◆ EJERCICIO 1
Reproduce palabra por palabra el fragmento del texto sobre Tenga que empieza en "Esta Iglesia viva, pujante, joven, que" y termina en "medios de comunicación.".
◆ EJERCICIO 2
Indica si cada afirmación coincide con el texto sobre Tenga, con un sí o un no y las palabras del texto que lo deciden, citadas tal cual. (a) En la parroquia viven unas 10.000 personas y no tienen ningún médico. (b) La escuela se construyó antes que el templo. (c) En la nueva maternidad esperan atender 800 partos al mes.

◆ TEXTO
━━━━
Esta Iglesia viva, pujante, joven, que valora lo religioso por encima de casi todo, también se desarrolla gracias al empuje de numerosas iniciativas que favorecen la promoción humana. Y Tenga no es una excepción. Primero fue el templo, luego la escuela. Y ahora, con la ayuda de Manos Unidas, el centro médico y la maternidad. «¿Que si hago cosas?, pues claro que hago cosas». De hecho, en esas últimas jornadas en Burundi el coche azul del misionero era un habitual de esa carretera larguirucha que une Tenga con Buyumbura en busca de atar los últimos cabos para que la sanidad llegue a esa población que, salvo en los tiempos de la guerra, no ha salido nunca en los medios de comunicación.
Salud en Tenga
Hay ocasiones en las que la simple contemplación de la realidad te permite llegar a conclusiones sólidas. Solo mirar la vida cotidiana de Tenga te reafirma en la oportunidad de contar con un buen centro médico. Pero como siempre es bueno cotejar la mirada con los hechos que acontecen fuera de tu perspectiva, comprobamos a través de las cifras que las mujeres y los niños son los que más sufren la malaria, que afecta a unos dos millones de personas cada año. También que necesitaron una conducción de nueve kilómetros para acercar el agua a la misión. Que los 10.000 habitantes de la parroquia y los 70.000 de la municipalidad de Mutimbuzi no cuentan ni con un médico. Que las parturientas dan a luz en condiciones, obviamente, no óptimas. Frente a ello, en la nueva maternidad esperan atender, cada año, 800 partos.
━━━━
◆ DATOS
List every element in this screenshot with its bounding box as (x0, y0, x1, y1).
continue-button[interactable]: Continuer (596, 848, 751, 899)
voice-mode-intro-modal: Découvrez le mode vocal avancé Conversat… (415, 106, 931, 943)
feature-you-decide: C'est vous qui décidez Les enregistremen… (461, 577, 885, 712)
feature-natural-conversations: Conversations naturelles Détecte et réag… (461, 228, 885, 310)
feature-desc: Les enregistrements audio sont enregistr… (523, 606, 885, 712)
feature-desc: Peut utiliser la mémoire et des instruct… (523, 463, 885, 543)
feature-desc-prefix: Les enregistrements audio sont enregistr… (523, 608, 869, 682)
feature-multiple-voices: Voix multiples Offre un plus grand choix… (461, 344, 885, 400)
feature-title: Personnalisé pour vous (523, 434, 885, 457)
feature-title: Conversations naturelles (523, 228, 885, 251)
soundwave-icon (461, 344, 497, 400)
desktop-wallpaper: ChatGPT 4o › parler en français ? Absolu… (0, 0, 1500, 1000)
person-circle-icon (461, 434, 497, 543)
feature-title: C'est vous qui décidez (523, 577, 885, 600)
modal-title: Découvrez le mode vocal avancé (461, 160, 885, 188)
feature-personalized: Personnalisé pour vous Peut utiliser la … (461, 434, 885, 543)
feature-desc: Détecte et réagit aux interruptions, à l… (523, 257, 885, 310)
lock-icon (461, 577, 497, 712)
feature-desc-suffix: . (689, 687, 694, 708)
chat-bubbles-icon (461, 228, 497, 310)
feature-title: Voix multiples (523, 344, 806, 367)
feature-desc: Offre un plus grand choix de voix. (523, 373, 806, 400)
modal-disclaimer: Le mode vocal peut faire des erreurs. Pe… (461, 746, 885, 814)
━━━━
◆ SOLUCIÓN 1
Esta Iglesia viva, pujante, joven, que valora lo religioso por encima de casi todo, también se desarrolla gracias al empuje de numerosas iniciativas que favorecen la promoción humana. Y Tenga no es una excepción. Primero fue el templo, luego la escuela. Y ahora, con la ayuda de Manos Unidas, el centro médico y la maternidad. «¿Que si hago cosas?, pues claro que hago cosas». De hecho, en esas últimas jornadas en Burundi el coche azul del misionero era un habitual de esa carretera larguirucha que une Tenga con Buyumbura en busca de atar los últimos cabos para que la sanidad llegue a esa población que, salvo en los tiempos de la guerra, no ha salido nunca en los medios de comunicación.

◆ SOLUCIÓN 2
(a) Sí: «Que los 10.000 habitantes de la parroquia y los 70.000 de la municipalidad de Mutimbuzi no cuentan ni con un médico».
(b) No: «Primero fue el templo, luego la escuela».
(c) No: «en la nueva maternidad esperan atender, cada año, 800 partos».